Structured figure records
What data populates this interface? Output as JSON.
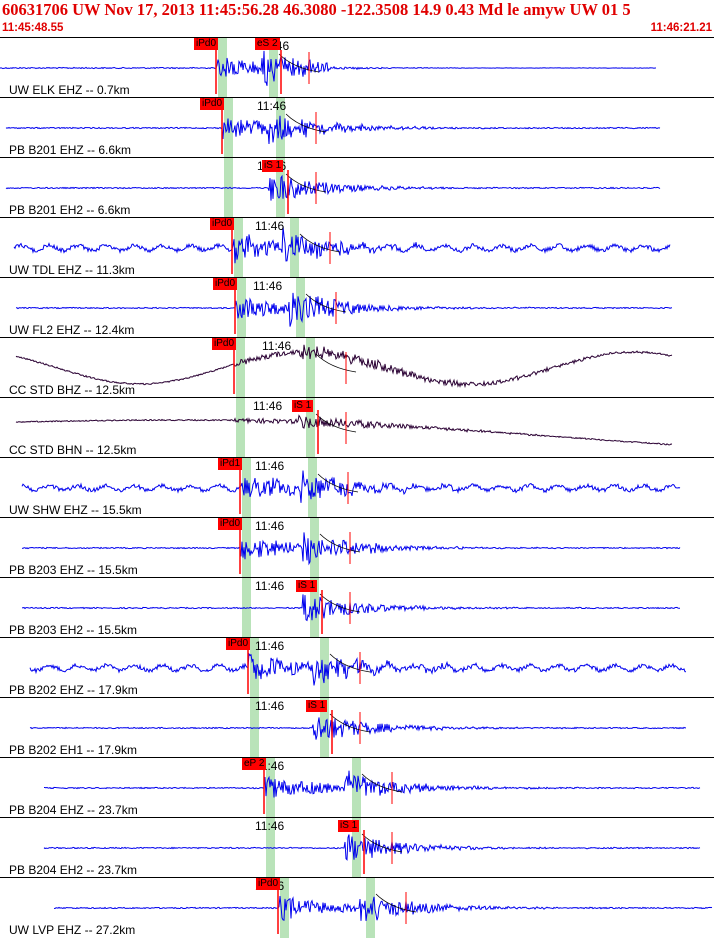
{
  "header": {
    "title": "60631706 UW Nov 17, 2013 11:45:56.28   46.3080 -122.3508 14.9 0.43 Md le amyw UW 01   5",
    "time_start": "11:45:48.55",
    "time_end": "11:46:21.21"
  },
  "colors": {
    "trace_velocity": "#0000ee",
    "trace_broadband": "#2a0033",
    "pick": "#ff0000",
    "window_band": "#b9e3b9"
  },
  "minute_label": "11:46",
  "stations": [
    {
      "label": "UW ELK EHZ -- 0.7km",
      "pick1": "iPd0",
      "pick2": "eS 2",
      "type": "velocity"
    },
    {
      "label": "PB B201 EHZ -- 6.6km",
      "pick1": "iPd0",
      "pick2": "",
      "type": "velocity"
    },
    {
      "label": "PB B201 EH2 -- 6.6km",
      "pick1": "",
      "pick2": "iS 1",
      "type": "velocity"
    },
    {
      "label": "UW TDL EHZ -- 11.3km",
      "pick1": "iPd0",
      "pick2": "",
      "type": "velocity"
    },
    {
      "label": "UW FL2 EHZ -- 12.4km",
      "pick1": "iPd0",
      "pick2": "",
      "type": "velocity"
    },
    {
      "label": "CC STD BHZ -- 12.5km",
      "pick1": "iPd0",
      "pick2": "",
      "type": "broadband"
    },
    {
      "label": "CC STD BHN -- 12.5km",
      "pick1": "",
      "pick2": "iS 1",
      "type": "broadband"
    },
    {
      "label": "UW SHW EHZ -- 15.5km",
      "pick1": "iPd1",
      "pick2": "",
      "type": "velocity"
    },
    {
      "label": "PB B203 EHZ -- 15.5km",
      "pick1": "iPd0",
      "pick2": "",
      "type": "velocity"
    },
    {
      "label": "PB B203 EH2 -- 15.5km",
      "pick1": "",
      "pick2": "iS 1",
      "type": "velocity"
    },
    {
      "label": "PB B202 EHZ -- 17.9km",
      "pick1": "iPd0",
      "pick2": "",
      "type": "velocity"
    },
    {
      "label": "PB B202 EH1 -- 17.9km",
      "pick1": "",
      "pick2": "iS 1",
      "type": "velocity"
    },
    {
      "label": "PB B204 EHZ -- 23.7km",
      "pick1": "eP 2",
      "pick2": "",
      "type": "velocity"
    },
    {
      "label": "PB B204 EH2 -- 23.7km",
      "pick1": "",
      "pick2": "iS 1",
      "type": "velocity"
    },
    {
      "label": "UW LVP EHZ -- 27.2km",
      "pick1": "iPd0",
      "pick2": "",
      "type": "velocity"
    }
  ]
}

▶ Goal: Without the pictures, write out all of the material exactly.

▶ Response for this exercise:
What data populates this interface? Output as JSON.
{
  "header": {
    "title": "60631706 UW Nov 17, 2013 11:45:56.28   46.3080 -122.3508 14.9 0.43 Md le amyw UW 01   5",
    "time_start": "11:45:48.55",
    "time_end": "11:46:21.21"
  },
  "colors": {
    "trace_velocity": "#0000ee",
    "trace_broadband": "#2a0033",
    "pick": "#ff0000",
    "window_band": "#b9e3b9"
  },
  "minute_label": "11:46",
  "stations": [
    {
      "label": "UW ELK EHZ -- 0.7km",
      "pick1": "iPd0",
      "pick2": "eS 2",
      "type": "velocity"
    },
    {
      "label": "PB B201 EHZ -- 6.6km",
      "pick1": "iPd0",
      "pick2": "",
      "type": "velocity"
    },
    {
      "label": "PB B201 EH2 -- 6.6km",
      "pick1": "",
      "pick2": "iS 1",
      "type": "velocity"
    },
    {
      "label": "UW TDL EHZ -- 11.3km",
      "pick1": "iPd0",
      "pick2": "",
      "type": "velocity"
    },
    {
      "label": "UW FL2 EHZ -- 12.4km",
      "pick1": "iPd0",
      "pick2": "",
      "type": "velocity"
    },
    {
      "label": "CC STD BHZ -- 12.5km",
      "pick1": "iPd0",
      "pick2": "",
      "type": "broadband"
    },
    {
      "label": "CC STD BHN -- 12.5km",
      "pick1": "",
      "pick2": "iS 1",
      "type": "broadband"
    },
    {
      "label": "UW SHW EHZ -- 15.5km",
      "pick1": "iPd1",
      "pick2": "",
      "type": "velocity"
    },
    {
      "label": "PB B203 EHZ -- 15.5km",
      "pick1": "iPd0",
      "pick2": "",
      "type": "velocity"
    },
    {
      "label": "PB B203 EH2 -- 15.5km",
      "pick1": "",
      "pick2": "iS 1",
      "type": "velocity"
    },
    {
      "label": "PB B202 EHZ -- 17.9km",
      "pick1": "iPd0",
      "pick2": "",
      "type": "velocity"
    },
    {
      "label": "PB B202 EH1 -- 17.9km",
      "pick1": "",
      "pick2": "iS 1",
      "type": "velocity"
    },
    {
      "label": "PB B204 EHZ -- 23.7km",
      "pick1": "eP 2",
      "pick2": "",
      "type": "velocity"
    },
    {
      "label": "PB B204 EH2 -- 23.7km",
      "pick1": "",
      "pick2": "iS 1",
      "type": "velocity"
    },
    {
      "label": "UW LVP EHZ -- 27.2km",
      "pick1": "iPd0",
      "pick2": "",
      "type": "velocity"
    }
  ]
}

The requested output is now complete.